Aim of the task
Pick out every line with the word "translation" and copy it.
*** Supplied material
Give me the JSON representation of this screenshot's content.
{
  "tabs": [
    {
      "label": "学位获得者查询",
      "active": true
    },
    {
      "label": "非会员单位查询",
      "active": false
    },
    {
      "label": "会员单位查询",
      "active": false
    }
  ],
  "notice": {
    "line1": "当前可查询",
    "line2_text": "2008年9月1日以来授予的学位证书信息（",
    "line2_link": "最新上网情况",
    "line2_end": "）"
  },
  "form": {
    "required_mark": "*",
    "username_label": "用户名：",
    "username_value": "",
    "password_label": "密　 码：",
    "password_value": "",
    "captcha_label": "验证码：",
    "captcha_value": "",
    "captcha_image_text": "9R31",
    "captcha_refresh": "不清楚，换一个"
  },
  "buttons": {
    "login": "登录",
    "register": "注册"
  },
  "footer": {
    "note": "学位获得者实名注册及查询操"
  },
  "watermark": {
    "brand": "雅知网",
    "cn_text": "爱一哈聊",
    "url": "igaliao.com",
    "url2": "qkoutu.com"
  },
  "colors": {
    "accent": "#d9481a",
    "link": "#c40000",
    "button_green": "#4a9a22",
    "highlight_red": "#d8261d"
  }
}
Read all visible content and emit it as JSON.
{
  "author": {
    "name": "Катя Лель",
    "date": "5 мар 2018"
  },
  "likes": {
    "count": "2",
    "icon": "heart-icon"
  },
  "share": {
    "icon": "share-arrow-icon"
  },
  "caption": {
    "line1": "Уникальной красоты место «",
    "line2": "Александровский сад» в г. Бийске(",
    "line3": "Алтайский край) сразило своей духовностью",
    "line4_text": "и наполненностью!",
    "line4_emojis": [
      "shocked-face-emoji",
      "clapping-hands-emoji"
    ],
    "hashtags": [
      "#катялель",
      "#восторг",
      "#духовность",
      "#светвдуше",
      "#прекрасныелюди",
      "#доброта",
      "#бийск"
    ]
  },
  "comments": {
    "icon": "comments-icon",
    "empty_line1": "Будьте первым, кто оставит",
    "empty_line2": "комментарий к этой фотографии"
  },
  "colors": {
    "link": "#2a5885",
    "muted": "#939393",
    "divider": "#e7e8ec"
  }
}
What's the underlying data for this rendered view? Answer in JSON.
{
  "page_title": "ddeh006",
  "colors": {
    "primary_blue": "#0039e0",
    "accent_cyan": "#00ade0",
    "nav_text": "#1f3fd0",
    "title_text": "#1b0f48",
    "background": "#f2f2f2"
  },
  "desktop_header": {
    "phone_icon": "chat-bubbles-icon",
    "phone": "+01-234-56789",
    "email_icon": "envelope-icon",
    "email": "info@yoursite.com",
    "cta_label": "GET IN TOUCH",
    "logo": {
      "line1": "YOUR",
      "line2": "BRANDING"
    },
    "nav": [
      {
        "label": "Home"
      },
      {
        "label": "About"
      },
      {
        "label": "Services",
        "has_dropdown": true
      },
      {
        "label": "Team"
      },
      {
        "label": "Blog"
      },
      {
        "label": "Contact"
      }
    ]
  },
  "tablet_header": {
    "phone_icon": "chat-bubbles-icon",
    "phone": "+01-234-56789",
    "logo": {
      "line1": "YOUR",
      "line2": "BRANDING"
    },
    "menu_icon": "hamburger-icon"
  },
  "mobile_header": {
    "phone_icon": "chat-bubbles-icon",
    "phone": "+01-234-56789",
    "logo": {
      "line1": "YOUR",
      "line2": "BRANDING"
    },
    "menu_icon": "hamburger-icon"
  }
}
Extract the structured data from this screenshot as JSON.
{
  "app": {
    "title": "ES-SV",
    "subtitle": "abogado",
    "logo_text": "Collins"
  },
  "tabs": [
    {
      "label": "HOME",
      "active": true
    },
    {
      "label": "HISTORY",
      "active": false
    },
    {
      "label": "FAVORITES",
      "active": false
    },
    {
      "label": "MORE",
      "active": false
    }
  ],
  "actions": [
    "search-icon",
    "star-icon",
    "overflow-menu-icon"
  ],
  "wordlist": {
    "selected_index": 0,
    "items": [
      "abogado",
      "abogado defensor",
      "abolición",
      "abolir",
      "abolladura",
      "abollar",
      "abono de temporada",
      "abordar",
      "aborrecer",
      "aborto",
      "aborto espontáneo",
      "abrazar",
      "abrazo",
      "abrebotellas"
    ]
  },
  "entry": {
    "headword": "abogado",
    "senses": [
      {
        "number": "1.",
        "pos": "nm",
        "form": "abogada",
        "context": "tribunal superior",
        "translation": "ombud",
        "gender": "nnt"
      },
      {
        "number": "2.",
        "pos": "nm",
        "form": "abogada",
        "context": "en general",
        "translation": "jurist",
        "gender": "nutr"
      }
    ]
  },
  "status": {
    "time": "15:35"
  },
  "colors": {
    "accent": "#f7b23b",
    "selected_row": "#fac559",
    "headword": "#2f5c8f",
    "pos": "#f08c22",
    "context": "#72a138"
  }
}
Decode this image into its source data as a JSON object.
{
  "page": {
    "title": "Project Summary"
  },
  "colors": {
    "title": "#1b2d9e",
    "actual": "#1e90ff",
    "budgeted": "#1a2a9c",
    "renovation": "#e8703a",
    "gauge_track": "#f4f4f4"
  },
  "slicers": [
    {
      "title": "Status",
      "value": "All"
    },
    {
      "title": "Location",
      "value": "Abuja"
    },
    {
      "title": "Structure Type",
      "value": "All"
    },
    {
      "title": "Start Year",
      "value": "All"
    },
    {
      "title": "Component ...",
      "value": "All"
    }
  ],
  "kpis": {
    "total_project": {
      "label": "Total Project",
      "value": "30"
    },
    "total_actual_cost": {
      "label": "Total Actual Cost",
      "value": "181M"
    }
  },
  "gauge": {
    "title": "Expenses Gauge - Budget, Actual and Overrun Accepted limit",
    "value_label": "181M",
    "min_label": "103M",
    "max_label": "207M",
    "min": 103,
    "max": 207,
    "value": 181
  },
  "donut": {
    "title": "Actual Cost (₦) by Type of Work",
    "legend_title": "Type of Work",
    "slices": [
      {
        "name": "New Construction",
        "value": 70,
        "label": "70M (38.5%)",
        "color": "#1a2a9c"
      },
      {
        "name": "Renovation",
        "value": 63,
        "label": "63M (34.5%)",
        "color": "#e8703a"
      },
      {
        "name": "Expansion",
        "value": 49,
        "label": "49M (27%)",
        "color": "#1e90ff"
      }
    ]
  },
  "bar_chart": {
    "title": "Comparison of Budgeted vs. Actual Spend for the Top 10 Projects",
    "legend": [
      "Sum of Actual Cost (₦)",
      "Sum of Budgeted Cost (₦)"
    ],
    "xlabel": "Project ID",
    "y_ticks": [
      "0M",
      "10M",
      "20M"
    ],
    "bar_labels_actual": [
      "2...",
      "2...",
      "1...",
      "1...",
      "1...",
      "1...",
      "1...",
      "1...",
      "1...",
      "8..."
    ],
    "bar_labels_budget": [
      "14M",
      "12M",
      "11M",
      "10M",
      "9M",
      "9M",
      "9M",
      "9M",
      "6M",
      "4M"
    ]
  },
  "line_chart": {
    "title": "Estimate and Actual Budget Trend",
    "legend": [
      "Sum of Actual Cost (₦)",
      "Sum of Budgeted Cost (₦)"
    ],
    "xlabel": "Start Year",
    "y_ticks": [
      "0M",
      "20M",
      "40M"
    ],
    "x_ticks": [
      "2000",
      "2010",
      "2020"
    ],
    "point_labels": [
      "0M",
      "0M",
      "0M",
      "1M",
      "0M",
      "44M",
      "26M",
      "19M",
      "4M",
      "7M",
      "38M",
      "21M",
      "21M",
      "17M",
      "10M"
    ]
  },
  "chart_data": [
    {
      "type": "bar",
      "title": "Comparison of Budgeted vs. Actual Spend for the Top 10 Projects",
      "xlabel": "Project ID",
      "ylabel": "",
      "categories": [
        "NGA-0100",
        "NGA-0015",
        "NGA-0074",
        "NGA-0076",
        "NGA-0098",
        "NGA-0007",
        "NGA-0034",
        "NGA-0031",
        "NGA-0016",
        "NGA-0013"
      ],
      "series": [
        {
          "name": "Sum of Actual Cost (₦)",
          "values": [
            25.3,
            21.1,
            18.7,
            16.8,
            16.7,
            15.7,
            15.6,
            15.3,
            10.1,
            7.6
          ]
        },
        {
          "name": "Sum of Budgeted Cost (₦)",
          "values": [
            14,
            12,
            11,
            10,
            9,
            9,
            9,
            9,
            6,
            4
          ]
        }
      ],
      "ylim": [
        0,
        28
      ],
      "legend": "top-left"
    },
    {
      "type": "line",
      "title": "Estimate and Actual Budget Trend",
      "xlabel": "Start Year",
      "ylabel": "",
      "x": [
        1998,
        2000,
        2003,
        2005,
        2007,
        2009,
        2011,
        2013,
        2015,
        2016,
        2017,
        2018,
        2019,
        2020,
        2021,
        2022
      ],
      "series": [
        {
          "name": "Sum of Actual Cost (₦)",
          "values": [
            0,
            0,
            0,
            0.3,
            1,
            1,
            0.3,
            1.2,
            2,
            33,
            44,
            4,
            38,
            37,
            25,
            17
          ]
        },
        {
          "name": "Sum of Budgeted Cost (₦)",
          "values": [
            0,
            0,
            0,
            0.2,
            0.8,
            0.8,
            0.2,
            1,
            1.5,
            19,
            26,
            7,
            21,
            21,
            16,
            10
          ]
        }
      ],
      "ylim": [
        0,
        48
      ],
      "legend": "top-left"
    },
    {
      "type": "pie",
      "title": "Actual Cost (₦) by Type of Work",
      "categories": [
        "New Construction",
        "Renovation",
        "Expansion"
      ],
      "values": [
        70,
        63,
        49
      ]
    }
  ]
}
******
Task response
        "translation": "ombud",
        "translation": "jurist",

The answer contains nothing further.